_GOAL:_ In the records below, find each line containing the word "efforts" and copy it.
---------------
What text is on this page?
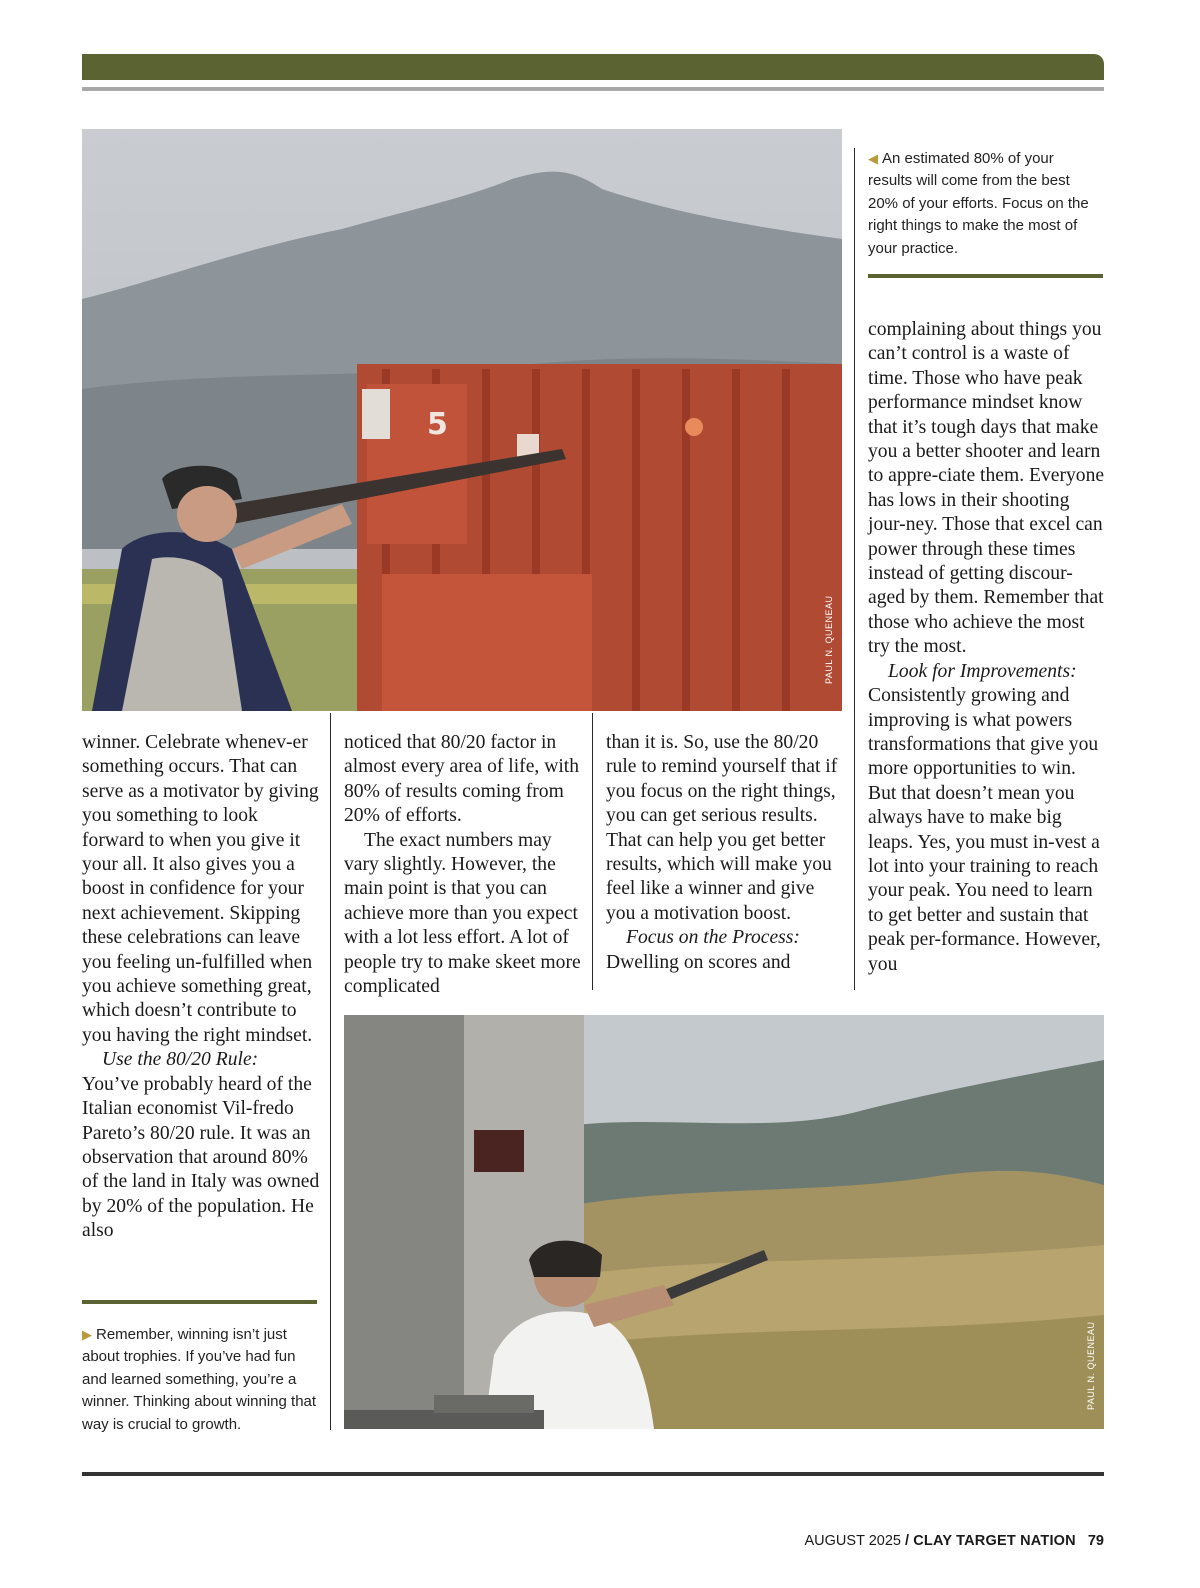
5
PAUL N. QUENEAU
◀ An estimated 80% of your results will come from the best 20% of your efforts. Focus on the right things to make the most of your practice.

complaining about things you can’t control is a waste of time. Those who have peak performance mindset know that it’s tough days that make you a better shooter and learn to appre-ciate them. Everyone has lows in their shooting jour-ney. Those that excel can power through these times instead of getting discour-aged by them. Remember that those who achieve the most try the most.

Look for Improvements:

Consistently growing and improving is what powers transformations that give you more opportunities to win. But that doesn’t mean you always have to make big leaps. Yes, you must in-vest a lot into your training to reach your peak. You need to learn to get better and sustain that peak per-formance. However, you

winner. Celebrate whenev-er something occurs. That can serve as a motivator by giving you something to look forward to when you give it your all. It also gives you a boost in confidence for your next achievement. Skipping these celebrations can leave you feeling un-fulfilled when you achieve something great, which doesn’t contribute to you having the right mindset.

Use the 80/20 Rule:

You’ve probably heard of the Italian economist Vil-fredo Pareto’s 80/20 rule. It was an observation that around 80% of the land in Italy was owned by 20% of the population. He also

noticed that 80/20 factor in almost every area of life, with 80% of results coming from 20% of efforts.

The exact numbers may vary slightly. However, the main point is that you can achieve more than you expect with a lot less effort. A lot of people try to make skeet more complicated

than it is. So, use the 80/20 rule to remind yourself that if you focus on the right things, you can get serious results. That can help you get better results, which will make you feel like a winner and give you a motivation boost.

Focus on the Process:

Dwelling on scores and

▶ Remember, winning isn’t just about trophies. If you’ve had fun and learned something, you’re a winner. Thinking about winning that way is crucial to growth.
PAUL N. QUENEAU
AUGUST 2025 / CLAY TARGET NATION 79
---------------
_OUTPUT BELOW:_
◀ An estimated 80% of your results will come from the best 20% of your efforts. Focus on the right things to make the most of your practice.
noticed that 80/20 factor in almost every area of life, with 80% of results coming from 20% of efforts.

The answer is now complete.